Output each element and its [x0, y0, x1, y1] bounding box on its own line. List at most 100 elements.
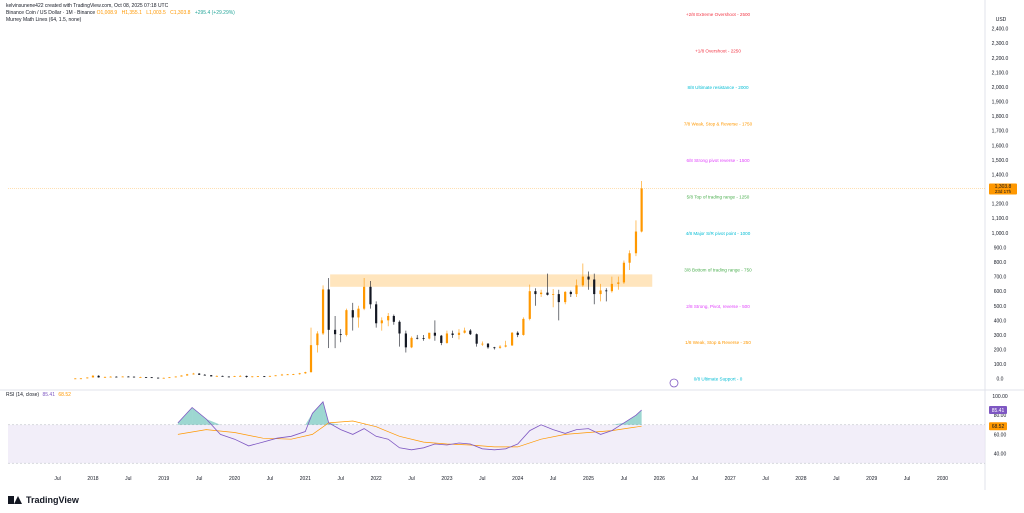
murrey-line-label: 4/8 Major S/R pivot point - 1000	[686, 231, 751, 236]
price-tick-label: 900.0	[994, 245, 1007, 251]
candle-body	[292, 374, 295, 375]
candle-body	[587, 276, 590, 280]
rsi-overbought-fill	[192, 407, 207, 425]
candle-body	[268, 375, 272, 377]
candle-body	[192, 373, 195, 375]
price-tick-label: 700.0	[994, 275, 1007, 281]
rsi-overbought-fill	[611, 422, 624, 425]
high-value: H1,355.1	[121, 10, 142, 16]
candle-body	[239, 375, 242, 377]
candle-body	[445, 333, 449, 343]
murrey-line-label: 5/8 Top of trading range - 1250	[687, 194, 750, 199]
murrey-line-label: +2/8 Extreme Overshoot - 2500	[686, 12, 751, 17]
candle-body	[121, 376, 124, 378]
time-tick-label: Jul	[833, 476, 839, 482]
time-tick-label: 2026	[654, 476, 665, 482]
murrey-line-label: 7/8 Weak, Stop & Reverse - 1750	[684, 121, 753, 126]
candle-body	[251, 376, 254, 378]
price-tick-label: 1,900.0	[992, 100, 1009, 106]
change-value: +295.4 (+29.29%)	[194, 10, 235, 16]
rsi-ma-value: 68.52	[58, 392, 71, 398]
candle-body	[392, 315, 395, 322]
time-tick-label: 2021	[300, 476, 311, 482]
price-tick-label: 2,200.0	[992, 56, 1009, 62]
murrey-line-label: 3/8 Bottom of trading range - 750	[684, 267, 752, 272]
rsi-overbought-fill	[635, 410, 642, 425]
candle-body	[333, 329, 337, 335]
candle-body	[227, 376, 230, 378]
candle-body	[309, 345, 313, 373]
time-tick-label: 2023	[441, 476, 452, 482]
candle-body	[180, 375, 183, 377]
price-tick-label: 0.0	[997, 377, 1004, 383]
time-tick-label: Jul	[196, 476, 202, 482]
candle-body	[552, 294, 555, 295]
murrey-line-label: +1/8 Overshoot - 2250	[695, 48, 741, 53]
candle-body	[557, 294, 560, 303]
time-tick-label: 2025	[583, 476, 594, 482]
price-tick-label: 600.0	[994, 289, 1007, 295]
candle-body	[510, 332, 514, 346]
candle-body	[433, 332, 437, 336]
candle-body	[168, 377, 171, 379]
candle-body	[451, 333, 454, 335]
candle-body	[339, 334, 342, 336]
candle-body	[256, 376, 260, 378]
credit-line: kelvinsunene422 created with TradingView…	[6, 3, 169, 9]
candle-body	[428, 332, 431, 339]
murrey-line-label: 8/8 Ultimate resistance - 2000	[687, 85, 748, 90]
candle-body	[622, 262, 626, 283]
event-flag-icon	[669, 378, 679, 388]
candle-body	[327, 289, 330, 330]
price-tick-label: 1,100.0	[992, 216, 1009, 222]
candle-body	[457, 332, 461, 335]
candle-body	[97, 375, 100, 378]
price-tick-label: 300.0	[994, 333, 1007, 339]
candle-body	[233, 376, 236, 377]
rsi-ma-line	[177, 420, 642, 448]
brand-name: TradingView	[26, 495, 79, 505]
candle-body	[298, 373, 301, 375]
candle-body	[369, 286, 372, 305]
rsi-overbought-fill	[305, 413, 313, 425]
rsi-value-badge-label: 85.41	[992, 408, 1005, 414]
rsi-label: RSI (14, close)	[6, 392, 40, 398]
candle-body	[351, 310, 354, 318]
candle-body	[404, 333, 407, 348]
symbol-name: Binance Coin / US Dollar · 1M · Binance	[6, 10, 96, 16]
open-value: O1,008.9	[96, 10, 118, 16]
candle-body	[599, 290, 602, 295]
rsi-ma-badge	[989, 422, 1007, 431]
price-tick-label: 2,000.0	[992, 85, 1009, 91]
rsi-tick-label: 100.00	[992, 394, 1008, 400]
ohlc-values: O1,008.9 H1,355.1 L1,003.5 C1,303.8 +295…	[97, 10, 238, 16]
murrey-line-label: 6/8 Strong pivot reverse - 1500	[686, 158, 750, 163]
tradingview-brand: TradingView	[8, 495, 79, 505]
candle-body	[469, 330, 472, 335]
price-tick-label: 1,200.0	[992, 202, 1009, 208]
price-tick-label: 200.0	[994, 348, 1007, 354]
candle-body	[363, 286, 366, 309]
price-tick-label: 1,600.0	[992, 143, 1009, 149]
candle-body	[79, 378, 83, 380]
time-tick-label: 2018	[87, 476, 98, 482]
time-tick-label: Jul	[550, 476, 556, 482]
tradingview-logo-icon	[8, 496, 22, 504]
candle-body	[528, 291, 531, 319]
time-tick-label: Jul	[621, 476, 627, 482]
candle-body	[115, 376, 118, 378]
candle-body	[398, 321, 401, 334]
rsi-band	[8, 424, 985, 464]
candle-body	[546, 292, 549, 295]
candle-body	[198, 373, 201, 375]
time-tick-label: Jul	[762, 476, 768, 482]
murrey-line-label: 1/8 Weak, Stop & Reverse - 250	[685, 340, 751, 345]
candle-body	[321, 289, 325, 334]
candle-body	[628, 253, 631, 263]
rsi-current-value: 85.41	[42, 392, 55, 398]
candle-body	[103, 376, 107, 378]
candle-body	[634, 231, 638, 254]
candle-body	[150, 377, 153, 379]
candle-body	[345, 310, 348, 335]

****

◆ WHAT YOU NEED TO DO ◆
Reproduce every entry above word for word, leaving out the picture.

◆ FINISHED ANSWER ◆
Output each element and its [x0, y0, x1, y1] bounding box on its own line. List at most 100 elements.
murrey-line-label: 4/8 Major S/R pivot point - 1000	[686, 231, 751, 236]
price-tick-label: 900.0	[994, 245, 1007, 251]
candle-body	[292, 374, 295, 375]
candle-body	[587, 276, 590, 280]
rsi-overbought-fill	[192, 407, 207, 425]
candle-body	[268, 375, 272, 377]
candle-body	[192, 373, 195, 375]
price-tick-label: 700.0	[994, 275, 1007, 281]
rsi-overbought-fill	[611, 422, 624, 425]
high-value: H1,355.1	[121, 10, 142, 16]
candle-body	[239, 375, 242, 377]
candle-body	[445, 333, 449, 343]
murrey-line-label: 5/8 Top of trading range - 1250	[687, 194, 750, 199]
murrey-line-label: +2/8 Extreme Overshoot - 2500	[686, 12, 751, 17]
candle-body	[121, 376, 124, 378]
time-tick-label: Jul	[833, 476, 839, 482]
time-tick-label: 2026	[654, 476, 665, 482]
murrey-line-label: 7/8 Weak, Stop & Reverse - 1750	[684, 121, 753, 126]
candle-body	[251, 376, 254, 378]
price-tick-label: 1,900.0	[992, 100, 1009, 106]
change-value: +295.4 (+29.29%)	[194, 10, 235, 16]
rsi-ma-value: 68.52	[58, 392, 71, 398]
candle-body	[392, 315, 395, 322]
time-tick-label: 2021	[300, 476, 311, 482]
price-tick-label: 2,200.0	[992, 56, 1009, 62]
murrey-line-label: 3/8 Bottom of trading range - 750	[684, 267, 752, 272]
rsi-overbought-fill	[635, 410, 642, 425]
candle-body	[333, 329, 337, 335]
candle-body	[227, 376, 230, 378]
candle-body	[309, 345, 313, 373]
time-tick-label: 2023	[441, 476, 452, 482]
candle-body	[180, 375, 183, 377]
price-tick-label: 0.0	[997, 377, 1004, 383]
time-tick-label: Jul	[196, 476, 202, 482]
candle-body	[552, 294, 555, 295]
murrey-line-label: +1/8 Overshoot - 2250	[695, 48, 741, 53]
candle-body	[557, 294, 560, 303]
time-tick-label: 2025	[583, 476, 594, 482]
price-tick-label: 600.0	[994, 289, 1007, 295]
candle-body	[510, 332, 514, 346]
candle-body	[433, 332, 437, 336]
candle-body	[168, 377, 171, 379]
candle-body	[451, 333, 454, 335]
candle-body	[339, 334, 342, 336]
candle-body	[256, 376, 260, 378]
credit-line: kelvinsunene422 created with TradingView…	[6, 3, 169, 9]
candle-body	[428, 332, 431, 339]
murrey-line-label: 8/8 Ultimate resistance - 2000	[687, 85, 748, 90]
candle-body	[622, 262, 626, 283]
event-flag-icon	[669, 378, 679, 388]
candle-body	[327, 289, 330, 330]
price-tick-label: 1,100.0	[992, 216, 1009, 222]
candle-body	[457, 332, 461, 335]
candle-body	[97, 375, 100, 378]
price-tick-label: 300.0	[994, 333, 1007, 339]
candle-body	[233, 376, 236, 377]
rsi-ma-line	[177, 420, 642, 448]
brand-name: TradingView	[26, 495, 79, 505]
candle-body	[298, 373, 301, 375]
candle-body	[369, 286, 372, 305]
rsi-overbought-fill	[305, 413, 313, 425]
rsi-value-badge-label: 85.41	[992, 408, 1005, 414]
rsi-label: RSI (14, close)	[6, 392, 40, 398]
candle-body	[351, 310, 354, 318]
candle-body	[404, 333, 407, 348]
symbol-name: Binance Coin / US Dollar · 1M · Binance	[6, 10, 96, 16]
open-value: O1,008.9	[96, 10, 118, 16]
candle-body	[599, 290, 602, 295]
rsi-ma-badge	[989, 422, 1007, 431]
price-tick-label: 2,000.0	[992, 85, 1009, 91]
rsi-tick-label: 100.00	[992, 394, 1008, 400]
ohlc-values: O1,008.9 H1,355.1 L1,003.5 C1,303.8 +295…	[97, 10, 238, 16]
murrey-line-label: 6/8 Strong pivot reverse - 1500	[686, 158, 750, 163]
tradingview-brand: TradingView	[8, 495, 79, 505]
candle-body	[469, 330, 472, 335]
price-tick-label: 1,200.0	[992, 202, 1009, 208]
price-tick-label: 200.0	[994, 348, 1007, 354]
candle-body	[363, 286, 366, 309]
price-tick-label: 1,600.0	[992, 143, 1009, 149]
candle-body	[79, 378, 83, 380]
time-tick-label: 2018	[87, 476, 98, 482]
time-tick-label: Jul	[550, 476, 556, 482]
tradingview-logo-icon	[8, 496, 22, 504]
candle-body	[528, 291, 531, 319]
time-tick-label: Jul	[621, 476, 627, 482]
candle-body	[115, 376, 118, 378]
candle-body	[398, 321, 401, 334]
rsi-band	[8, 424, 985, 464]
candle-body	[546, 292, 549, 295]
candle-body	[198, 373, 201, 375]
time-tick-label: Jul	[762, 476, 768, 482]
murrey-line-label: 1/8 Weak, Stop & Reverse - 250	[685, 340, 751, 345]
candle-body	[321, 289, 325, 334]
candle-body	[628, 253, 631, 263]
rsi-current-value: 85.41	[42, 392, 55, 398]
candle-body	[103, 376, 107, 378]
candle-body	[634, 231, 638, 254]
candle-body	[150, 377, 153, 379]
candle-body	[345, 310, 348, 335]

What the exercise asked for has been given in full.